### Exercise inputs

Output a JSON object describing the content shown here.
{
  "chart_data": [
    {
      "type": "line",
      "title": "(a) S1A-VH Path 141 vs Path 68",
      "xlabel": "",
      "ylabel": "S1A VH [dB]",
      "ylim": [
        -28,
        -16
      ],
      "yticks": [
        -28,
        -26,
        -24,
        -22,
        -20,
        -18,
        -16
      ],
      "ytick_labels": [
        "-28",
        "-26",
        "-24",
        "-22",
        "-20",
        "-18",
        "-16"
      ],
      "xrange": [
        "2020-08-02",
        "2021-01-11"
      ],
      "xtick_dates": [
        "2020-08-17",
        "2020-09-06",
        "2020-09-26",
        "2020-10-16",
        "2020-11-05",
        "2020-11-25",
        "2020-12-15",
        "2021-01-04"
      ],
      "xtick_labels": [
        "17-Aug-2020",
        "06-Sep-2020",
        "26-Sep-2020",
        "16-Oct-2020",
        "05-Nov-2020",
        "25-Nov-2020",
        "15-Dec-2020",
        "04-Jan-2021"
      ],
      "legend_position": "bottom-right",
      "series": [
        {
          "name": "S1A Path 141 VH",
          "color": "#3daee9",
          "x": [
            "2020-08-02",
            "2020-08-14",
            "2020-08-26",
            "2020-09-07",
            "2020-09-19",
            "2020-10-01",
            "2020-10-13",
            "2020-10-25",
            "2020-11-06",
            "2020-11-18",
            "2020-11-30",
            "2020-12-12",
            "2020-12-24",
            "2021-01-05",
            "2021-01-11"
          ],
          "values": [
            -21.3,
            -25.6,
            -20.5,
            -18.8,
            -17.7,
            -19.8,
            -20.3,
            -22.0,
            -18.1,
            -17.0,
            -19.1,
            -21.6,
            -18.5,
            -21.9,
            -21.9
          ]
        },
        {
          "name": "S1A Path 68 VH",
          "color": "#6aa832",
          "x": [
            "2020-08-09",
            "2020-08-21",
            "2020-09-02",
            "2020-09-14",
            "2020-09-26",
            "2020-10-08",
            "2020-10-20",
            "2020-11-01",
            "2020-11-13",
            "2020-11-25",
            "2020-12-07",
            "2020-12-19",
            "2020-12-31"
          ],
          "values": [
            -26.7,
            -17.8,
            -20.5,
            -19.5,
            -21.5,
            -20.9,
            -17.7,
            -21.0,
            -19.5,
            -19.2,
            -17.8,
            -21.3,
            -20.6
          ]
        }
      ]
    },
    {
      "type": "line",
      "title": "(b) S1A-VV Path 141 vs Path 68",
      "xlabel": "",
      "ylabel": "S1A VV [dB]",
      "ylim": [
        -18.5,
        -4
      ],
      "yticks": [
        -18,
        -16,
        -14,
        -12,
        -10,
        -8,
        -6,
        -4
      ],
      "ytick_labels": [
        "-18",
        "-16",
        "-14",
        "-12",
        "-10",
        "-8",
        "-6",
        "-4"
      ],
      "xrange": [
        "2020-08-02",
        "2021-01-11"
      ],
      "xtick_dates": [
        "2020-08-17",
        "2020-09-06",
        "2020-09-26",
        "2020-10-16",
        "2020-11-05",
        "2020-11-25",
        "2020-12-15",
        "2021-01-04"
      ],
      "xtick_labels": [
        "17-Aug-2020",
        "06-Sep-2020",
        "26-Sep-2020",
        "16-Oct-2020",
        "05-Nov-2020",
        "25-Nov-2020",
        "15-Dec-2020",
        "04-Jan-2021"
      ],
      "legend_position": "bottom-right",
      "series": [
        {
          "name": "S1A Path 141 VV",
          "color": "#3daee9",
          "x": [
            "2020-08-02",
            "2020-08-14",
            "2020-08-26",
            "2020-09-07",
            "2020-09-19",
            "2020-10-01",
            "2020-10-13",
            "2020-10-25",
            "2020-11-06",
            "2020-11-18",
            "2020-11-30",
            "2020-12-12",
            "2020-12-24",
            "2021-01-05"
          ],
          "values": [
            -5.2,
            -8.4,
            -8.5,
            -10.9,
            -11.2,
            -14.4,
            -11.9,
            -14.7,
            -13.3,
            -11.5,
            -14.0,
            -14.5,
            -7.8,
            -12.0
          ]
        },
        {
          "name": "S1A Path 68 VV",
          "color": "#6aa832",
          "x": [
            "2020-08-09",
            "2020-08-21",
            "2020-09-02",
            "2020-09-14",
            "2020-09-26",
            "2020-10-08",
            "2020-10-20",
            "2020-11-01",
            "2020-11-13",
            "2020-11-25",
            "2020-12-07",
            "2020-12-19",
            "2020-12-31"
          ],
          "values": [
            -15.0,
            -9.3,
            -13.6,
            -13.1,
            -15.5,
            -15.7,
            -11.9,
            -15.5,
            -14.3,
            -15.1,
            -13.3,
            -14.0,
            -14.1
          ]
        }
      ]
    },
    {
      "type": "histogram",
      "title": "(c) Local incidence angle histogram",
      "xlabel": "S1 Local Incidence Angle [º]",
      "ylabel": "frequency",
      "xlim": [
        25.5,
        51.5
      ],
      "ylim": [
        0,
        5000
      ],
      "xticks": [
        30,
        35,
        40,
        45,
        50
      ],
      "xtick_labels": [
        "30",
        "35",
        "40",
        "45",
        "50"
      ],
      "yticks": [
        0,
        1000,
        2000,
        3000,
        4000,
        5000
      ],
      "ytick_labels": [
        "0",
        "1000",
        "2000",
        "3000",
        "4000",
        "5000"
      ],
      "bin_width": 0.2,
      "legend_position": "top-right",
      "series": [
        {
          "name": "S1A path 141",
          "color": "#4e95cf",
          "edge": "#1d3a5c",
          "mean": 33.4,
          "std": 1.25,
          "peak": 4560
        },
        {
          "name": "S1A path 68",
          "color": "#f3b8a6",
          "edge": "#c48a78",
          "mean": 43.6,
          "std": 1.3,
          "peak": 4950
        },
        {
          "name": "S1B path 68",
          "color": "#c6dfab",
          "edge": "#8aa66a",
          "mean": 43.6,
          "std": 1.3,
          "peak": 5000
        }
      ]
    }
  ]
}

### The task
Write out the full listing exactly as given.

### Final answer
Output a JSON object describing the content shown here.
{
  "chart_data": [
    {
      "type": "line",
      "title": "(a) S1A-VH Path 141 vs Path 68",
      "xlabel": "",
      "ylabel": "S1A VH [dB]",
      "ylim": [
        -28,
        -16
      ],
      "yticks": [
        -28,
        -26,
        -24,
        -22,
        -20,
        -18,
        -16
      ],
      "ytick_labels": [
        "-28",
        "-26",
        "-24",
        "-22",
        "-20",
        "-18",
        "-16"
      ],
      "xrange": [
        "2020-08-02",
        "2021-01-11"
      ],
      "xtick_dates": [
        "2020-08-17",
        "2020-09-06",
        "2020-09-26",
        "2020-10-16",
        "2020-11-05",
        "2020-11-25",
        "2020-12-15",
        "2021-01-04"
      ],
      "xtick_labels": [
        "17-Aug-2020",
        "06-Sep-2020",
        "26-Sep-2020",
        "16-Oct-2020",
        "05-Nov-2020",
        "25-Nov-2020",
        "15-Dec-2020",
        "04-Jan-2021"
      ],
      "legend_position": "bottom-right",
      "series": [
        {
          "name": "S1A Path 141 VH",
          "color": "#3daee9",
          "x": [
            "2020-08-02",
            "2020-08-14",
            "2020-08-26",
            "2020-09-07",
            "2020-09-19",
            "2020-10-01",
            "2020-10-13",
            "2020-10-25",
            "2020-11-06",
            "2020-11-18",
            "2020-11-30",
            "2020-12-12",
            "2020-12-24",
            "2021-01-05",
            "2021-01-11"
          ],
          "values": [
            -21.3,
            -25.6,
            -20.5,
            -18.8,
            -17.7,
            -19.8,
            -20.3,
            -22.0,
            -18.1,
            -17.0,
            -19.1,
            -21.6,
            -18.5,
            -21.9,
            -21.9
          ]
        },
        {
          "name": "S1A Path 68 VH",
          "color": "#6aa832",
          "x": [
            "2020-08-09",
            "2020-08-21",
            "2020-09-02",
            "2020-09-14",
            "2020-09-26",
            "2020-10-08",
            "2020-10-20",
            "2020-11-01",
            "2020-11-13",
            "2020-11-25",
            "2020-12-07",
            "2020-12-19",
            "2020-12-31"
          ],
          "values": [
            -26.7,
            -17.8,
            -20.5,
            -19.5,
            -21.5,
            -20.9,
            -17.7,
            -21.0,
            -19.5,
            -19.2,
            -17.8,
            -21.3,
            -20.6
          ]
        }
      ]
    },
    {
      "type": "line",
      "title": "(b) S1A-VV Path 141 vs Path 68",
      "xlabel": "",
      "ylabel": "S1A VV [dB]",
      "ylim": [
        -18.5,
        -4
      ],
      "yticks": [
        -18,
        -16,
        -14,
        -12,
        -10,
        -8,
        -6,
        -4
      ],
      "ytick_labels": [
        "-18",
        "-16",
        "-14",
        "-12",
        "-10",
        "-8",
        "-6",
        "-4"
      ],
      "xrange": [
        "2020-08-02",
        "2021-01-11"
      ],
      "xtick_dates": [
        "2020-08-17",
        "2020-09-06",
        "2020-09-26",
        "2020-10-16",
        "2020-11-05",
        "2020-11-25",
        "2020-12-15",
        "2021-01-04"
      ],
      "xtick_labels": [
        "17-Aug-2020",
        "06-Sep-2020",
        "26-Sep-2020",
        "16-Oct-2020",
        "05-Nov-2020",
        "25-Nov-2020",
        "15-Dec-2020",
        "04-Jan-2021"
      ],
      "legend_position": "bottom-right",
      "series": [
        {
          "name": "S1A Path 141 VV",
          "color": "#3daee9",
          "x": [
            "2020-08-02",
            "2020-08-14",
            "2020-08-26",
            "2020-09-07",
            "2020-09-19",
            "2020-10-01",
            "2020-10-13",
            "2020-10-25",
            "2020-11-06",
            "2020-11-18",
            "2020-11-30",
            "2020-12-12",
            "2020-12-24",
            "2021-01-05"
          ],
          "values": [
            -5.2,
            -8.4,
            -8.5,
            -10.9,
            -11.2,
            -14.4,
            -11.9,
            -14.7,
            -13.3,
            -11.5,
            -14.0,
            -14.5,
            -7.8,
            -12.0
          ]
        },
        {
          "name": "S1A Path 68 VV",
          "color": "#6aa832",
          "x": [
            "2020-08-09",
            "2020-08-21",
            "2020-09-02",
            "2020-09-14",
            "2020-09-26",
            "2020-10-08",
            "2020-10-20",
            "2020-11-01",
            "2020-11-13",
            "2020-11-25",
            "2020-12-07",
            "2020-12-19",
            "2020-12-31"
          ],
          "values": [
            -15.0,
            -9.3,
            -13.6,
            -13.1,
            -15.5,
            -15.7,
            -11.9,
            -15.5,
            -14.3,
            -15.1,
            -13.3,
            -14.0,
            -14.1
          ]
        }
      ]
    },
    {
      "type": "histogram",
      "title": "(c) Local incidence angle histogram",
      "xlabel": "S1 Local Incidence Angle [º]",
      "ylabel": "frequency",
      "xlim": [
        25.5,
        51.5
      ],
      "ylim": [
        0,
        5000
      ],
      "xticks": [
        30,
        35,
        40,
        45,
        50
      ],
      "xtick_labels": [
        "30",
        "35",
        "40",
        "45",
        "50"
      ],
      "yticks": [
        0,
        1000,
        2000,
        3000,
        4000,
        5000
      ],
      "ytick_labels": [
        "0",
        "1000",
        "2000",
        "3000",
        "4000",
        "5000"
      ],
      "bin_width": 0.2,
      "legend_position": "top-right",
      "series": [
        {
          "name": "S1A path 141",
          "color": "#4e95cf",
          "edge": "#1d3a5c",
          "mean": 33.4,
          "std": 1.25,
          "peak": 4560
        },
        {
          "name": "S1A path 68",
          "color": "#f3b8a6",
          "edge": "#c48a78",
          "mean": 43.6,
          "std": 1.3,
          "peak": 4950
        },
        {
          "name": "S1B path 68",
          "color": "#c6dfab",
          "edge": "#8aa66a",
          "mean": 43.6,
          "std": 1.3,
          "peak": 5000
        }
      ]
    }
  ]
}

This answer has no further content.